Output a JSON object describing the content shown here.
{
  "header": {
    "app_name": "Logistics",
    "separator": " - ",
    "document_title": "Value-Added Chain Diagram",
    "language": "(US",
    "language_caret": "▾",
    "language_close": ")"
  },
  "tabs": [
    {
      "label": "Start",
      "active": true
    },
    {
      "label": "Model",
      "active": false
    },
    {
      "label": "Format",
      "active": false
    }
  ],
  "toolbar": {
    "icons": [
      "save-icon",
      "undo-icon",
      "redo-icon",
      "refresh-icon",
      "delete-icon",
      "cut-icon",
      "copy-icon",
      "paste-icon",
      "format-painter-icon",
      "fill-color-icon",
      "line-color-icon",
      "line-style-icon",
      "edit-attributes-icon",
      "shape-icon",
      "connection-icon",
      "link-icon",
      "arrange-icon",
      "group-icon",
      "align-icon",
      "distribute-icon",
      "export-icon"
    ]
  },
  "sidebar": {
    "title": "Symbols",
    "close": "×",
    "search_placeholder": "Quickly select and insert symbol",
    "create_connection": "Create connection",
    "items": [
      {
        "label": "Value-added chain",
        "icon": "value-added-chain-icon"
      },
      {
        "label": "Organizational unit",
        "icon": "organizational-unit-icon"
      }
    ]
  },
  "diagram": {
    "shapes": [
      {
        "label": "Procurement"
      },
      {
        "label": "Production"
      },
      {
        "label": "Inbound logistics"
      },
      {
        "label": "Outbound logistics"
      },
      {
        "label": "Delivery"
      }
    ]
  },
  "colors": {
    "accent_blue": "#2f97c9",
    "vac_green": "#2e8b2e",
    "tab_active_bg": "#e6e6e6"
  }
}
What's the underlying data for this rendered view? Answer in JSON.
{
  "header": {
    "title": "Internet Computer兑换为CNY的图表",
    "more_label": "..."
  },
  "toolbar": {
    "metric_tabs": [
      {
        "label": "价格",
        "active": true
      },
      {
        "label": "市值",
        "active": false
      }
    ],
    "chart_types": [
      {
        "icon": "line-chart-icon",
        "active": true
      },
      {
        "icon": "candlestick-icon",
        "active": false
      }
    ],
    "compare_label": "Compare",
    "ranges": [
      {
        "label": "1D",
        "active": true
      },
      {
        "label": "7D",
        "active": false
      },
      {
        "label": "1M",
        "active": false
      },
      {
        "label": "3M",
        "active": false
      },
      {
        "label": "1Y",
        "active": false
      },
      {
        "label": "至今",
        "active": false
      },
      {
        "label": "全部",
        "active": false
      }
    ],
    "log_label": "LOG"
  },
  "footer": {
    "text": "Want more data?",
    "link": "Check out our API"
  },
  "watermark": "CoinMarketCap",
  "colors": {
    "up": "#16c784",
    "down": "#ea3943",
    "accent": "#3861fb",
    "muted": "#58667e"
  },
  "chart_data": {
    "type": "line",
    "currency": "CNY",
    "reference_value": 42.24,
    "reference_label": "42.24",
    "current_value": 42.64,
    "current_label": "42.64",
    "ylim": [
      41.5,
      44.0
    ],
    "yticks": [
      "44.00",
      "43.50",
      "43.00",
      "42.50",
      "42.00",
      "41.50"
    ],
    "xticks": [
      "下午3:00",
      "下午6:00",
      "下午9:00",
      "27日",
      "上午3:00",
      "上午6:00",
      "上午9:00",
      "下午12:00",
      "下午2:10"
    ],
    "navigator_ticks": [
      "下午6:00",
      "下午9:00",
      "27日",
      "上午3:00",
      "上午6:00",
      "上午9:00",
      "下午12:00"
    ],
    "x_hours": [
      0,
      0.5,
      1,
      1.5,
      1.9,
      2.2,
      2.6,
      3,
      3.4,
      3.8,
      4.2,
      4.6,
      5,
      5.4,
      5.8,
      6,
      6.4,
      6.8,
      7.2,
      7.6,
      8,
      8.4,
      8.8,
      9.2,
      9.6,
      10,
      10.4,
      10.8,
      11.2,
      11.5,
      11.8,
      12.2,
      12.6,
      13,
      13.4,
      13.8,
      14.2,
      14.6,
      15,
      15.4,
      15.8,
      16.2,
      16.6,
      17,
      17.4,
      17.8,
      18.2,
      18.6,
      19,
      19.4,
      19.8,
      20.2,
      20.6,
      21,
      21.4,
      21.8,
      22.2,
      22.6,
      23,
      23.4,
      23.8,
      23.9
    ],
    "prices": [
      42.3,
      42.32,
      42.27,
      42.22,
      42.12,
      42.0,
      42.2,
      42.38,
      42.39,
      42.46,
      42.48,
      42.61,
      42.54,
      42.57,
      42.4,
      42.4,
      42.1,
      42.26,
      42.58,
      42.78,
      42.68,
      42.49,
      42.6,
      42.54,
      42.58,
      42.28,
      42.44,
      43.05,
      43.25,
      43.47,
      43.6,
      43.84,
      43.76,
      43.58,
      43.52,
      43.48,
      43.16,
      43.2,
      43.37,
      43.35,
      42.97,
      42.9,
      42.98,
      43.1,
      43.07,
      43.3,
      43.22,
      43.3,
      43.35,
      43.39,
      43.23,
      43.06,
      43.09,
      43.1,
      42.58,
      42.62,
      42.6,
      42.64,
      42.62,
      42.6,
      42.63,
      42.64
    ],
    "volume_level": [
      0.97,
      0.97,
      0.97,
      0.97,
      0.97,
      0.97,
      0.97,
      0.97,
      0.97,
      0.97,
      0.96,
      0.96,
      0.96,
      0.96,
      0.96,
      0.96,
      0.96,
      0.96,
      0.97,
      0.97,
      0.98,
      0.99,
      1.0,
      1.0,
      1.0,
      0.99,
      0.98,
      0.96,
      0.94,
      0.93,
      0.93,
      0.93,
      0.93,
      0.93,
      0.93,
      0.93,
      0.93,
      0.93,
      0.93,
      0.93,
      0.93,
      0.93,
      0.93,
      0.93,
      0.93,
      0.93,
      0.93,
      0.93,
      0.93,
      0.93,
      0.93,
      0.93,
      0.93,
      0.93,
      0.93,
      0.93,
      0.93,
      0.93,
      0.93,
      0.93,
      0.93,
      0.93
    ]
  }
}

+===+

- Exercise requirements:
Find each line that has the word "connection", then copy it out.

- Correct response:
      "connection-icon",
    "create_connection": "Create connection",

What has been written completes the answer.